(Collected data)

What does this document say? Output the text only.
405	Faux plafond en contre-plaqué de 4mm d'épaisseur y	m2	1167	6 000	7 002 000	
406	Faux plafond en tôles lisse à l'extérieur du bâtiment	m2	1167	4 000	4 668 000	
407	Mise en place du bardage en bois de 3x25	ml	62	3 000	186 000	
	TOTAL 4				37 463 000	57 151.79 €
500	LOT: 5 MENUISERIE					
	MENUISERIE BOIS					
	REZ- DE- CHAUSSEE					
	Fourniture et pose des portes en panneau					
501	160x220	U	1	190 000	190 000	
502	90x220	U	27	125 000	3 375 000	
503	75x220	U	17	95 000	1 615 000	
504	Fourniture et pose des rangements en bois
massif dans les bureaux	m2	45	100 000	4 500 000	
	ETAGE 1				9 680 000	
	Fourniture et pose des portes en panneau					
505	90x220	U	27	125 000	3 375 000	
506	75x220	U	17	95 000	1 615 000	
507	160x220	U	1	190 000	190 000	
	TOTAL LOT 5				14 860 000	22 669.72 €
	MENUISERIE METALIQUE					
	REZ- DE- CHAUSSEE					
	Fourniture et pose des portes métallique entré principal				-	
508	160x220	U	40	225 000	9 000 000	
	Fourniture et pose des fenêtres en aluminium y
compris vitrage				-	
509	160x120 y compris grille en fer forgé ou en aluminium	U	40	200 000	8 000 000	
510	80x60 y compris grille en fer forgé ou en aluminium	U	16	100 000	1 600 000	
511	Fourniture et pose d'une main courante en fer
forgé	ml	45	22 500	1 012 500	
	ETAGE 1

» OBJECTIVE:
List each line of the entries that holds the string "compris".

» SOLUTION TO THIS PROBLEM:
compris vitrage				-	
509	160x120 y compris grille en fer forgé ou en aluminium	U	40	200 000	8 000 000	
510	80x60 y compris grille en fer forgé ou en aluminium	U	16	100 000	1 600 000	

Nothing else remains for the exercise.